• _Task instructions_:
Look for "ситуации" in each line of the entries, and return the matching lines.

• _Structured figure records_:
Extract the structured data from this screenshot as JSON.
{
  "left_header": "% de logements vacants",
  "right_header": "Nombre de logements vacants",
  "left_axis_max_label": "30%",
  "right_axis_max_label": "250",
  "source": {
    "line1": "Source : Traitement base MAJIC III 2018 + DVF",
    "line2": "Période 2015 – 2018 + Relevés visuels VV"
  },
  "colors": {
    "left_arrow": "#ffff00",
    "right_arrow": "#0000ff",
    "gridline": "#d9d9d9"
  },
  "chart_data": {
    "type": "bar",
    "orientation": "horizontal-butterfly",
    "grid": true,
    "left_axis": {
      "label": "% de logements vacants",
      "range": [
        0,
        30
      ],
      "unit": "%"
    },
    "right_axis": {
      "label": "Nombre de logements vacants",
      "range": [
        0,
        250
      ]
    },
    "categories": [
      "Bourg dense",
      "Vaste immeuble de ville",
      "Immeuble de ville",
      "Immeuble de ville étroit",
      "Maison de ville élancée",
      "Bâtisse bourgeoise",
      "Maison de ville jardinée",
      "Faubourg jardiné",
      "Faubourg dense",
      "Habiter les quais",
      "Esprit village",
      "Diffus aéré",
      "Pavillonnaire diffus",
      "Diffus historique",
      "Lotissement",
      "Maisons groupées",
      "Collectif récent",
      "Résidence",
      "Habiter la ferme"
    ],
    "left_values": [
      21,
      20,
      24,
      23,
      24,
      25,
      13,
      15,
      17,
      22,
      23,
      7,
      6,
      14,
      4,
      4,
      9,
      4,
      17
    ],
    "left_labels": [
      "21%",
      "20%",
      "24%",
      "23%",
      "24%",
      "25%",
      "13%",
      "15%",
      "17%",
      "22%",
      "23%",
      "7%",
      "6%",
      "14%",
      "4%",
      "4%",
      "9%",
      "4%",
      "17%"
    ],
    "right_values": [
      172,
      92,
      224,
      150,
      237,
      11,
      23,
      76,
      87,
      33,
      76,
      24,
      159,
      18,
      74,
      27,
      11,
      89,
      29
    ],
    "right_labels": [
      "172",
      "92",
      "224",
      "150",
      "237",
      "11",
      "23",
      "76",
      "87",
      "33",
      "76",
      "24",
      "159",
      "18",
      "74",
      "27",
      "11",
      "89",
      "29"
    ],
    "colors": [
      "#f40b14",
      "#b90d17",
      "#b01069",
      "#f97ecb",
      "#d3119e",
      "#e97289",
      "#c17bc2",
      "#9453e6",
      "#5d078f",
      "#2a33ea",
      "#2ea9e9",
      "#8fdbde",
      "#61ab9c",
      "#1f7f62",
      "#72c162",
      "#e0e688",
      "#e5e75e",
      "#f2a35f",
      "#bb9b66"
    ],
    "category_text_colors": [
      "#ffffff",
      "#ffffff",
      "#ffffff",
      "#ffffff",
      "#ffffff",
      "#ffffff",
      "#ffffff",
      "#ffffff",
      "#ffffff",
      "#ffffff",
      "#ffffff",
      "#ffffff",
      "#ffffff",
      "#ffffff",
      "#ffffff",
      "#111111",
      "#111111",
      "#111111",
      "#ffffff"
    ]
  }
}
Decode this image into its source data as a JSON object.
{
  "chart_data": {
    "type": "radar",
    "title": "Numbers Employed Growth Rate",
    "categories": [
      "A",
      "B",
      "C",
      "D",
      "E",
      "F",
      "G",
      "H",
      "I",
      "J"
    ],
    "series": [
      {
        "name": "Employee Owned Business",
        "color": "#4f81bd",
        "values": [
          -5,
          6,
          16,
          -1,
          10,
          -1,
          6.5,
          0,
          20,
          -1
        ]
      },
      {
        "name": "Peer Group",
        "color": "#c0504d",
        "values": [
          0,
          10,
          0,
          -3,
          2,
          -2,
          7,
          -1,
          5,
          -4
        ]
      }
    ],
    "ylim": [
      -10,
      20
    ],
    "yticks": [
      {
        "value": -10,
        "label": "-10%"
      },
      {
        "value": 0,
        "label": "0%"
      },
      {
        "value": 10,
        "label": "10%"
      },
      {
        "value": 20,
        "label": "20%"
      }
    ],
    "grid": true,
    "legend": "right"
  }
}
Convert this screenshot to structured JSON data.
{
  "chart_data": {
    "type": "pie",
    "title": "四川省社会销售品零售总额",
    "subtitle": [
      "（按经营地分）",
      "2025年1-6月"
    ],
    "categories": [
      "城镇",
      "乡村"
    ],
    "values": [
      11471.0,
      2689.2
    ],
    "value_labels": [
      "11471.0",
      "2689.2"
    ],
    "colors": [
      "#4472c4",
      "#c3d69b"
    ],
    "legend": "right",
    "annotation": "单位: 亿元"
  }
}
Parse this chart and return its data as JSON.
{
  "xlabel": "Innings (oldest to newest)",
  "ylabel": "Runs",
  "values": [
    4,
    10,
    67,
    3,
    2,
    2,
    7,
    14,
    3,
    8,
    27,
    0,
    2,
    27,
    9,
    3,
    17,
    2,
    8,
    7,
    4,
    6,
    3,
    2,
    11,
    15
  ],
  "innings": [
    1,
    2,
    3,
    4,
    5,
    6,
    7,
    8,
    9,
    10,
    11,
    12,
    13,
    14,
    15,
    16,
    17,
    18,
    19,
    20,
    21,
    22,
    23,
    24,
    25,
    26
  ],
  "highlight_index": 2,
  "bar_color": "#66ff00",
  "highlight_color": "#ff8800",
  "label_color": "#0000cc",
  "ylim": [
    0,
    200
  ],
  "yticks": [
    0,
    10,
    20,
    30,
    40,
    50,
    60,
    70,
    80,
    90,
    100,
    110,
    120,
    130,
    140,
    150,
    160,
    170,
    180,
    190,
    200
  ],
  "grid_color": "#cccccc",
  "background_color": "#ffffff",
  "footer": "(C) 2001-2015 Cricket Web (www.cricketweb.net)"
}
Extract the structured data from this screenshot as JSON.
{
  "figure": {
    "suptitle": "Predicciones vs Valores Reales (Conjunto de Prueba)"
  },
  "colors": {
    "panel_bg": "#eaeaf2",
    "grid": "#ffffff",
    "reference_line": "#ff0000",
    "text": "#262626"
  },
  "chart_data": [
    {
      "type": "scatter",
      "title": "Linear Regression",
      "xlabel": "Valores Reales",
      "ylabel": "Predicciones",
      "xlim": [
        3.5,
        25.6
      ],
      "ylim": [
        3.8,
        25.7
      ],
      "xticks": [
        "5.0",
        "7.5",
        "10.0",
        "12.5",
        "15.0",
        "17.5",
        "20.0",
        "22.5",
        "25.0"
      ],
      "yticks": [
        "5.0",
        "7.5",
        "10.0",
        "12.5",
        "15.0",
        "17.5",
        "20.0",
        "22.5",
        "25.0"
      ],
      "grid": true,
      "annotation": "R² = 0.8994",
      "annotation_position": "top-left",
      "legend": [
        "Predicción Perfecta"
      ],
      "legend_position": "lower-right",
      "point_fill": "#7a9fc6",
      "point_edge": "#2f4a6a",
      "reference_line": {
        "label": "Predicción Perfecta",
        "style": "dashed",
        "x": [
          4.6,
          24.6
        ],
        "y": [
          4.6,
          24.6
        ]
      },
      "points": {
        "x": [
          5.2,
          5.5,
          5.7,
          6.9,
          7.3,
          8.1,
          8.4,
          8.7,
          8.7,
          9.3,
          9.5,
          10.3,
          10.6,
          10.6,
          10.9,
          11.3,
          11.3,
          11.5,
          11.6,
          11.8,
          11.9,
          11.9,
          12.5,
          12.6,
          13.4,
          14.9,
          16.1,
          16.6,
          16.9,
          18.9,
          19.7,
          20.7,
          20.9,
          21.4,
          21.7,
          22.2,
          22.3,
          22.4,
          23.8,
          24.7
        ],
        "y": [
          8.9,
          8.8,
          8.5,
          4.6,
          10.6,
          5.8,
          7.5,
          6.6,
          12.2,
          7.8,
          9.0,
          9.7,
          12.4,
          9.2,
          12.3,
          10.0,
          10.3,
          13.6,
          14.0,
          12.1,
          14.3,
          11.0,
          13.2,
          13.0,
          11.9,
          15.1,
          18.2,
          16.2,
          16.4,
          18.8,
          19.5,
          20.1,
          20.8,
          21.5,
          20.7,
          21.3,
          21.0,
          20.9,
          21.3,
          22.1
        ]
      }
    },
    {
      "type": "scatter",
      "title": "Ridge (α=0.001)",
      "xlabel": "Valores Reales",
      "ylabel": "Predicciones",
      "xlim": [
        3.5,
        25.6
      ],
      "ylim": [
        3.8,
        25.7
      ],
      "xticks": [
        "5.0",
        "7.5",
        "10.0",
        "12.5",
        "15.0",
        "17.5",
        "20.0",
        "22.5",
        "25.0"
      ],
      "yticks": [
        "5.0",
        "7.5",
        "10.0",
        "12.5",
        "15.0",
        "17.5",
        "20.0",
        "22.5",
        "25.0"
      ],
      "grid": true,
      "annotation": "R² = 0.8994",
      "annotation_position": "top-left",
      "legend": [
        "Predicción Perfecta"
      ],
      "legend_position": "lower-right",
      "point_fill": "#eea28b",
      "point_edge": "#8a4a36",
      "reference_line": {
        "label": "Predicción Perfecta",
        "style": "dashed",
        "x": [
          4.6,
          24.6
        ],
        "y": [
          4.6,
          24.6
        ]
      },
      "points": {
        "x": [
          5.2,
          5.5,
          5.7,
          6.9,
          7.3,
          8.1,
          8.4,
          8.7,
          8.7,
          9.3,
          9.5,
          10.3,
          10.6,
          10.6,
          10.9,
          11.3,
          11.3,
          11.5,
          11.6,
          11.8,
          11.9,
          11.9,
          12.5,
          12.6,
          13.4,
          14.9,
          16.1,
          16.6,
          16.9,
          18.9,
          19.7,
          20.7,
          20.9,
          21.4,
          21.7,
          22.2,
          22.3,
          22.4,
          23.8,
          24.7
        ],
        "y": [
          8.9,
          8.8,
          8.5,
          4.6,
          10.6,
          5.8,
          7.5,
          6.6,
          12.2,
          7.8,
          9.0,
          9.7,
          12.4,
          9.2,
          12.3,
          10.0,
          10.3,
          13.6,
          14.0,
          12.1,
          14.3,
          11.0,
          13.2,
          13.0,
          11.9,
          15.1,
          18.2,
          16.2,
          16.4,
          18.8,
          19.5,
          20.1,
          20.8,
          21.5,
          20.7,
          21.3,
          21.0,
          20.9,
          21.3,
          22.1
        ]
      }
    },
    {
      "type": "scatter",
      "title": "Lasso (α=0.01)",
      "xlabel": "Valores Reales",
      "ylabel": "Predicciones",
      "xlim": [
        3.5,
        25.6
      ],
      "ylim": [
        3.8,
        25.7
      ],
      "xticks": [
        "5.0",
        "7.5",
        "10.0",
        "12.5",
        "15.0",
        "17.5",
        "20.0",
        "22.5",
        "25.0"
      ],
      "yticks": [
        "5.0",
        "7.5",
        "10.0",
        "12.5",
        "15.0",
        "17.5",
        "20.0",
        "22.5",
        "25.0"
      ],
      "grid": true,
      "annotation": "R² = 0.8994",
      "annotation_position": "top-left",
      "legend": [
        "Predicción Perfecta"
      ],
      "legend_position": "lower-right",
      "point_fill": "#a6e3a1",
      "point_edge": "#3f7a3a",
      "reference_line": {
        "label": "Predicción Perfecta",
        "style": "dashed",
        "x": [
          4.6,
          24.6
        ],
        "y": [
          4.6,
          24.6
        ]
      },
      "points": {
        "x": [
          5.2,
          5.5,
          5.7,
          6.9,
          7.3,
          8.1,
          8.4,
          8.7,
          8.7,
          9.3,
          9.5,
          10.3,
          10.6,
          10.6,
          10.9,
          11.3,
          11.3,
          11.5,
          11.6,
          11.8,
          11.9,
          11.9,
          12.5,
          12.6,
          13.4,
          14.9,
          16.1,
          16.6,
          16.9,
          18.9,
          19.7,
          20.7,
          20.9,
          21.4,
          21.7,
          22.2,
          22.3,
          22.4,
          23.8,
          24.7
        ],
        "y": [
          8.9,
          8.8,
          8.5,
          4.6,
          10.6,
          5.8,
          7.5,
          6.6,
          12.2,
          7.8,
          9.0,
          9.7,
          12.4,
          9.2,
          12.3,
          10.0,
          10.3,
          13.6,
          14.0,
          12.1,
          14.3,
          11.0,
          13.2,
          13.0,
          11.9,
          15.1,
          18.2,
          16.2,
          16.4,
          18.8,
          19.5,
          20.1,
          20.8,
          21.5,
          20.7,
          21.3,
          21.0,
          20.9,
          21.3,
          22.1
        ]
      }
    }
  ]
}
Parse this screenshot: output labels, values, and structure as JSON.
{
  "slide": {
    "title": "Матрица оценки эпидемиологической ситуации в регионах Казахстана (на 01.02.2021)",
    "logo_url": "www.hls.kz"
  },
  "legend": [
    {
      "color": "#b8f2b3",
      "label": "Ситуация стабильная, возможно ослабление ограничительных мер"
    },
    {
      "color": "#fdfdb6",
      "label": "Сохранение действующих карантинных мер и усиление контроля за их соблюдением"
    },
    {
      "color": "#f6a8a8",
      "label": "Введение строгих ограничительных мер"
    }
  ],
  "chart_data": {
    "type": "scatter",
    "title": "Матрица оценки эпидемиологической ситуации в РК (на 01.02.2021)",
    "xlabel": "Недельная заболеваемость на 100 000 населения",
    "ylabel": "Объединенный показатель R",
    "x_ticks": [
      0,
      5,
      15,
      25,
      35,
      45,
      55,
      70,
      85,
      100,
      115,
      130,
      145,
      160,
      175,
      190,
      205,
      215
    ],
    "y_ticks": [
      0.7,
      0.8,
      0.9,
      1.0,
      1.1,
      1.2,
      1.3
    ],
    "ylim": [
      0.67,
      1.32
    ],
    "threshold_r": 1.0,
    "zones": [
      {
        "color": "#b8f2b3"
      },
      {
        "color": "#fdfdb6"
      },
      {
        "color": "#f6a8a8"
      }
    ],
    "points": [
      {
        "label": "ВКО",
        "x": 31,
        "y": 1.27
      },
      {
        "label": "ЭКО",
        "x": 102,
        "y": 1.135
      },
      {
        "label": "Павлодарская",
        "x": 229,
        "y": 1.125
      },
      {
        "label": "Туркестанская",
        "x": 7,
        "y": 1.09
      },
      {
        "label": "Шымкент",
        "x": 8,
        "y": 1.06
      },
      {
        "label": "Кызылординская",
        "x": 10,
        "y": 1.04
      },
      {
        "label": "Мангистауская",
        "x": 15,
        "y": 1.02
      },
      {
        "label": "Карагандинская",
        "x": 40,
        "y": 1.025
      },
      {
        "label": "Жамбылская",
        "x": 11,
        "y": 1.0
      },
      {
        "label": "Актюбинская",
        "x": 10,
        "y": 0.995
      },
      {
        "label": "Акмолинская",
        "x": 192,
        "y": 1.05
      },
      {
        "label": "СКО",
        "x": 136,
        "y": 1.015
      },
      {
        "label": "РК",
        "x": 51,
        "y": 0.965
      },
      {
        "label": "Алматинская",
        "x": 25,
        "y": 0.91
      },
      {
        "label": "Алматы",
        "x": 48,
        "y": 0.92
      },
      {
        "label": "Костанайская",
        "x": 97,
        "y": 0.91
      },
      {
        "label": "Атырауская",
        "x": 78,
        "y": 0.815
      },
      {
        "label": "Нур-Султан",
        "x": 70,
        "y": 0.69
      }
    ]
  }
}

• _Output of the task_:
    "title": "Матрица оценки эпидемиологической ситуации в регионах Казахстана (на 01.02.2021)",
    "title": "Матрица оценки эпидемиологической ситуации в РК (на 01.02.2021)",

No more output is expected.